[Extracted data entries]

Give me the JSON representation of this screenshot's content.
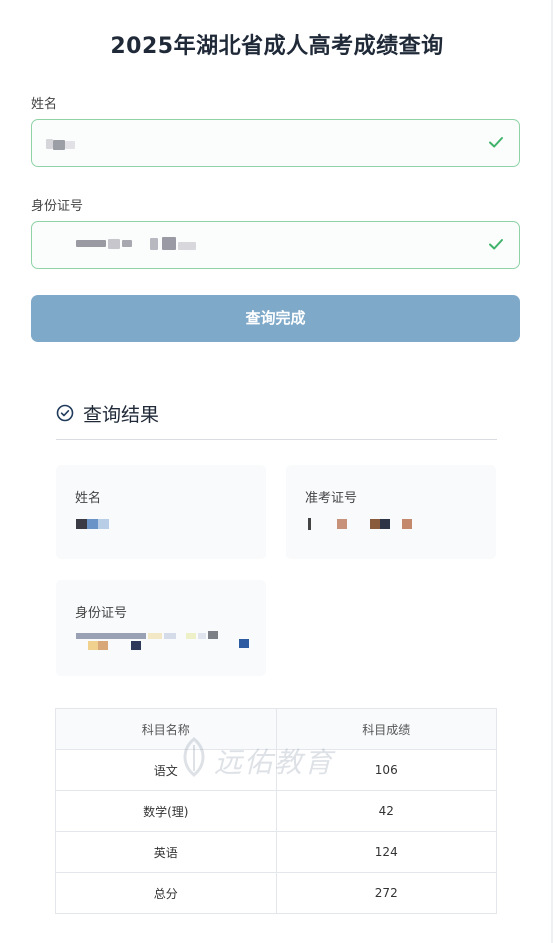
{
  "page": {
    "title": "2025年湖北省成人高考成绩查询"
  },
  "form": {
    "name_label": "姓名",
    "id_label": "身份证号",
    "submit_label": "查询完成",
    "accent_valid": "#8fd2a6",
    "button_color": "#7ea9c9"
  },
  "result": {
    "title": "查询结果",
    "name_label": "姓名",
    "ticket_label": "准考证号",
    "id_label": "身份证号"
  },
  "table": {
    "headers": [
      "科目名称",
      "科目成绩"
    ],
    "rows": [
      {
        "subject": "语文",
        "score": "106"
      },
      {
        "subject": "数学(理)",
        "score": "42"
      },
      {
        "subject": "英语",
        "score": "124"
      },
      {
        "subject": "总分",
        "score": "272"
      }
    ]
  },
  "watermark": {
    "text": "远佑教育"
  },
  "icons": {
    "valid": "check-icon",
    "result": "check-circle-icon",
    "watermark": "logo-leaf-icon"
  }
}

• The problem: Except for the pictures, reproduce every line exactly.

• Result for this task:
Give me the JSON representation of this screenshot's content.
{
  "page": {
    "title": "2025年湖北省成人高考成绩查询"
  },
  "form": {
    "name_label": "姓名",
    "id_label": "身份证号",
    "submit_label": "查询完成",
    "accent_valid": "#8fd2a6",
    "button_color": "#7ea9c9"
  },
  "result": {
    "title": "查询结果",
    "name_label": "姓名",
    "ticket_label": "准考证号",
    "id_label": "身份证号"
  },
  "table": {
    "headers": [
      "科目名称",
      "科目成绩"
    ],
    "rows": [
      {
        "subject": "语文",
        "score": "106"
      },
      {
        "subject": "数学(理)",
        "score": "42"
      },
      {
        "subject": "英语",
        "score": "124"
      },
      {
        "subject": "总分",
        "score": "272"
      }
    ]
  },
  "watermark": {
    "text": "远佑教育"
  },
  "icons": {
    "valid": "check-icon",
    "result": "check-circle-icon",
    "watermark": "logo-leaf-icon"
  }
}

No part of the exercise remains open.